(Stored items from a collection)

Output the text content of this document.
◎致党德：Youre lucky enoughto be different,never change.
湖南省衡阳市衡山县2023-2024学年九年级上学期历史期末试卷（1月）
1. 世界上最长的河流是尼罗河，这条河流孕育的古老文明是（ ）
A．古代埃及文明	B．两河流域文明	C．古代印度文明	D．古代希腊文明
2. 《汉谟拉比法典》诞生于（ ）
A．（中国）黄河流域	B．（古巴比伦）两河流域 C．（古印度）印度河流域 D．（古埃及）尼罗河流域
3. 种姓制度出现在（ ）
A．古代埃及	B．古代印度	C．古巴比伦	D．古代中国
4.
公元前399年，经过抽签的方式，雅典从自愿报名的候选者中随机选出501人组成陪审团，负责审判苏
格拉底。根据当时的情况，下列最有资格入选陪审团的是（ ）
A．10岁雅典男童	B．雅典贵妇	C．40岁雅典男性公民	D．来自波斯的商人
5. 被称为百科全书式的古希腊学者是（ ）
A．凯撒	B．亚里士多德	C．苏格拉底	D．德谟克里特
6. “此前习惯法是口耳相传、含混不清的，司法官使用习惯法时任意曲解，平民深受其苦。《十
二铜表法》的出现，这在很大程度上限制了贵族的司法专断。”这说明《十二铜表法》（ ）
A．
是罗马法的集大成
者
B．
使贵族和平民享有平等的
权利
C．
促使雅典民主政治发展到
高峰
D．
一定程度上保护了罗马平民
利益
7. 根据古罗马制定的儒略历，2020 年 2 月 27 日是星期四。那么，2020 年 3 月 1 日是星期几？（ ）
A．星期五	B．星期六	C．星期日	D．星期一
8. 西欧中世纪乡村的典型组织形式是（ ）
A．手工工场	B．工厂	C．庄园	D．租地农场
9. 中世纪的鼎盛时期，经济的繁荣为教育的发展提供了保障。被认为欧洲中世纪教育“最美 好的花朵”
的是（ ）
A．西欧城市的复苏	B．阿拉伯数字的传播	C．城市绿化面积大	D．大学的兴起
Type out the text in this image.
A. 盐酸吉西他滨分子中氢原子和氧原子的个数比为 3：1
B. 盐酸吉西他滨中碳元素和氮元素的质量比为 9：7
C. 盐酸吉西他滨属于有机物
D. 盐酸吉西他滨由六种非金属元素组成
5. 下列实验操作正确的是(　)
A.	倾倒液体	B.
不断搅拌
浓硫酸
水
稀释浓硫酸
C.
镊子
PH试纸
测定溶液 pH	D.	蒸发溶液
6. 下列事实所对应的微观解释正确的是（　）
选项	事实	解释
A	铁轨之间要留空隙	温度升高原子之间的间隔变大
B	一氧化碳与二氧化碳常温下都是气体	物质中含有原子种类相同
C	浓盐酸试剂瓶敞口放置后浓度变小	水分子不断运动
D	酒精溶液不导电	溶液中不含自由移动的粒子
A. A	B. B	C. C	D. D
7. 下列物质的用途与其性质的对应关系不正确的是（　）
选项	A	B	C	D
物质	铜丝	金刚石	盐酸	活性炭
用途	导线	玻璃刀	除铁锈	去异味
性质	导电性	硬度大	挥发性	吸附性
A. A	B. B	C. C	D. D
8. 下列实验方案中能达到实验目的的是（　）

### WHAT TO WORK ON:
Reproduce the material in full, with no word added or dropped.

### RIGHT ANSWER:
Output the text content of this document.
◎致党德：Youre lucky enoughto be different,never change.
湖南省衡阳市衡山县2023-2024学年九年级上学期历史期末试卷（1月）
1. 世界上最长的河流是尼罗河，这条河流孕育的古老文明是（ ）
A．古代埃及文明	B．两河流域文明	C．古代印度文明	D．古代希腊文明
2. 《汉谟拉比法典》诞生于（ ）
A．（中国）黄河流域	B．（古巴比伦）两河流域 C．（古印度）印度河流域 D．（古埃及）尼罗河流域
3. 种姓制度出现在（ ）
A．古代埃及	B．古代印度	C．古巴比伦	D．古代中国
4.
公元前399年，经过抽签的方式，雅典从自愿报名的候选者中随机选出501人组成陪审团，负责审判苏
格拉底。根据当时的情况，下列最有资格入选陪审团的是（ ）
A．10岁雅典男童	B．雅典贵妇	C．40岁雅典男性公民	D．来自波斯的商人
5. 被称为百科全书式的古希腊学者是（ ）
A．凯撒	B．亚里士多德	C．苏格拉底	D．德谟克里特
6. “此前习惯法是口耳相传、含混不清的，司法官使用习惯法时任意曲解，平民深受其苦。《十
二铜表法》的出现，这在很大程度上限制了贵族的司法专断。”这说明《十二铜表法》（ ）
A．
是罗马法的集大成
者
B．
使贵族和平民享有平等的
权利
C．
促使雅典民主政治发展到
高峰
D．
一定程度上保护了罗马平民
利益
7. 根据古罗马制定的儒略历，2020 年 2 月 27 日是星期四。那么，2020 年 3 月 1 日是星期几？（ ）
A．星期五	B．星期六	C．星期日	D．星期一
8. 西欧中世纪乡村的典型组织形式是（ ）
A．手工工场	B．工厂	C．庄园	D．租地农场
9. 中世纪的鼎盛时期，经济的繁荣为教育的发展提供了保障。被认为欧洲中世纪教育“最美 好的花朵”
的是（ ）
A．西欧城市的复苏	B．阿拉伯数字的传播	C．城市绿化面积大	D．大学的兴起
Type out the text in this image.
A. 盐酸吉西他滨分子中氢原子和氧原子的个数比为 3：1
B. 盐酸吉西他滨中碳元素和氮元素的质量比为 9：7
C. 盐酸吉西他滨属于有机物
D. 盐酸吉西他滨由六种非金属元素组成
5. 下列实验操作正确的是(　)
A.	倾倒液体	B.
不断搅拌
浓硫酸
水
稀释浓硫酸
C.
镊子
PH试纸
测定溶液 pH	D.	蒸发溶液
6. 下列事实所对应的微观解释正确的是（　）
选项	事实	解释
A	铁轨之间要留空隙	温度升高原子之间的间隔变大
B	一氧化碳与二氧化碳常温下都是气体	物质中含有原子种类相同
C	浓盐酸试剂瓶敞口放置后浓度变小	水分子不断运动
D	酒精溶液不导电	溶液中不含自由移动的粒子
A. A	B. B	C. C	D. D
7. 下列物质的用途与其性质的对应关系不正确的是（　）
选项	A	B	C	D
物质	铜丝	金刚石	盐酸	活性炭
用途	导线	玻璃刀	除铁锈	去异味
性质	导电性	硬度大	挥发性	吸附性
A. A	B. B	C. C	D. D
8. 下列实验方案中能达到实验目的的是（　）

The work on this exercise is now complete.